(Data entries)
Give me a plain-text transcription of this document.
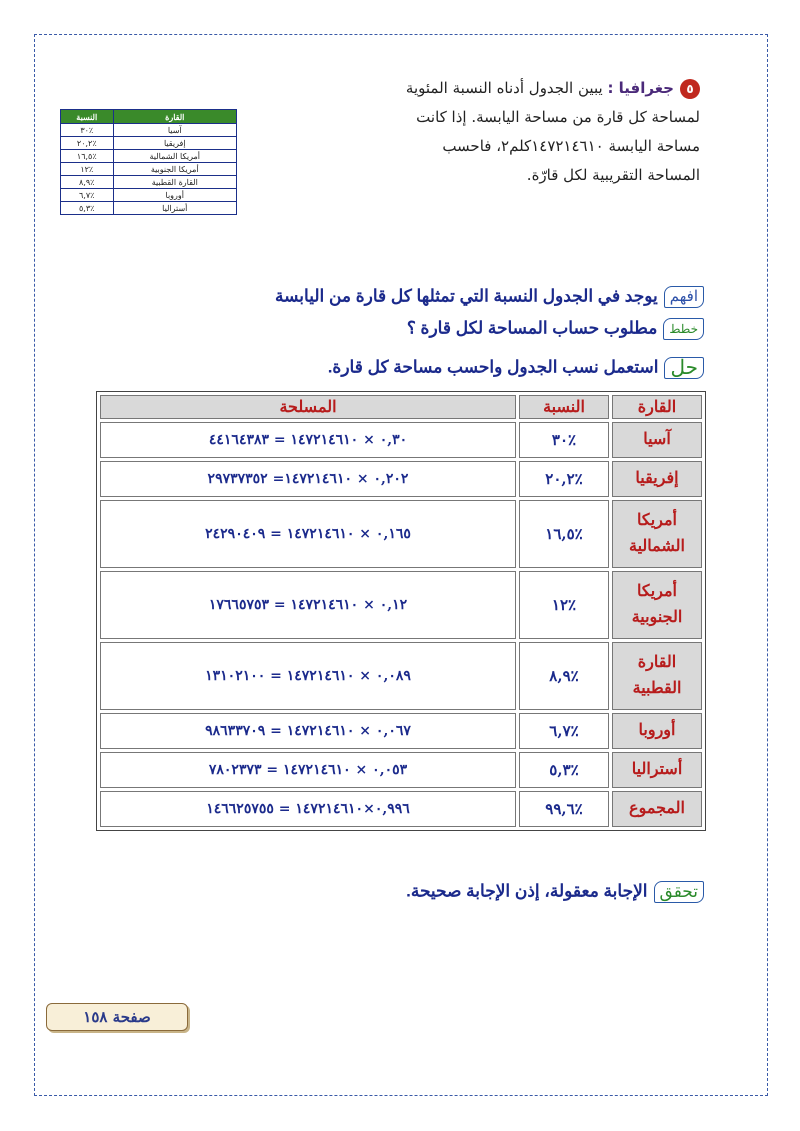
٥جغرافيا : يبين الجدول أدناه النسبة المئوية
لمساحة كل قارة من مساحة اليابسة. إذا كانت
مساحة اليابسة ١٤٧٢١٤٦١٠كلم٢، فاحسب
المساحة التقريبية لكل قارّة.
القارة	النسبة
آسيا	٪٣٠
إفريقيا	٪٢٠,٢
أمريكا الشمالية	٪١٦,٥
أمريكا الجنوبية	٪١٢
القارة القطبية	٪٨,٩
أوروبا	٪٦,٧
أستراليا	٪٥,٣
افهميوجد في الجدول النسبة التي تمثلها كل قارة من اليابسة
خططمطلوب حساب المساحة لكل قارة ؟
حلاستعمل نسب الجدول واحسب مساحة كل قارة.
القارة	النسبة	المسلحة
آسيا	٪٣٠	٠,٣٠ × ١٤٧٢١٤٦١٠ = ٤٤١٦٤٣٨٣
إفريقيا	٪٢٠,٢	٠,٢٠٢ × ١٤٧٢١٤٦١٠= ٢٩٧٣٧٣٥٢
أمريكا الشمالية	٪١٦,٥	٠,١٦٥ × ١٤٧٢١٤٦١٠ = ٢٤٢٩٠٤٠٩
أمريكا الجنوبية	٪١٢	٠,١٢ × ١٤٧٢١٤٦١٠ = ١٧٦٦٥٧٥٣
القارة القطبية	٪٨,٩	٠,٠٨٩ × ١٤٧٢١٤٦١٠ = ١٣١٠٢١٠٠
أوروبا	٪٦,٧	٠,٠٦٧ × ١٤٧٢١٤٦١٠ = ٩٨٦٣٣٧٠٩
أستراليا	٪٥,٣	٠,٠٥٣ × ١٤٧٢١٤٦١٠ = ٧٨٠٢٣٧٣
المجموع	٪٩٩,٦	٠,٩٩٦×١٤٧٢١٤٦١٠ = ١٤٦٦٢٥٧٥٥
تحققالإجابة معقولة، إذن الإجابة صحيحة.
صفحة ١٥٨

• PROMPT:
Retype the entries word for word. Omit any images.

• EXERCISE SOLUTION:
Give me a plain-text transcription of this document.
٥جغرافيا : يبين الجدول أدناه النسبة المئوية
لمساحة كل قارة من مساحة اليابسة. إذا كانت
مساحة اليابسة ١٤٧٢١٤٦١٠كلم٢، فاحسب
المساحة التقريبية لكل قارّة.
القارة	النسبة
آسيا	٪٣٠
إفريقيا	٪٢٠,٢
أمريكا الشمالية	٪١٦,٥
أمريكا الجنوبية	٪١٢
القارة القطبية	٪٨,٩
أوروبا	٪٦,٧
أستراليا	٪٥,٣
افهميوجد في الجدول النسبة التي تمثلها كل قارة من اليابسة
خططمطلوب حساب المساحة لكل قارة ؟
حلاستعمل نسب الجدول واحسب مساحة كل قارة.
القارة	النسبة	المسلحة
آسيا	٪٣٠	٠,٣٠ × ١٤٧٢١٤٦١٠ = ٤٤١٦٤٣٨٣
إفريقيا	٪٢٠,٢	٠,٢٠٢ × ١٤٧٢١٤٦١٠= ٢٩٧٣٧٣٥٢
أمريكا الشمالية	٪١٦,٥	٠,١٦٥ × ١٤٧٢١٤٦١٠ = ٢٤٢٩٠٤٠٩
أمريكا الجنوبية	٪١٢	٠,١٢ × ١٤٧٢١٤٦١٠ = ١٧٦٦٥٧٥٣
القارة القطبية	٪٨,٩	٠,٠٨٩ × ١٤٧٢١٤٦١٠ = ١٣١٠٢١٠٠
أوروبا	٪٦,٧	٠,٠٦٧ × ١٤٧٢١٤٦١٠ = ٩٨٦٣٣٧٠٩
أستراليا	٪٥,٣	٠,٠٥٣ × ١٤٧٢١٤٦١٠ = ٧٨٠٢٣٧٣
المجموع	٪٩٩,٦	٠,٩٩٦×١٤٧٢١٤٦١٠ = ١٤٦٦٢٥٧٥٥
تحققالإجابة معقولة، إذن الإجابة صحيحة.
صفحة ١٥٨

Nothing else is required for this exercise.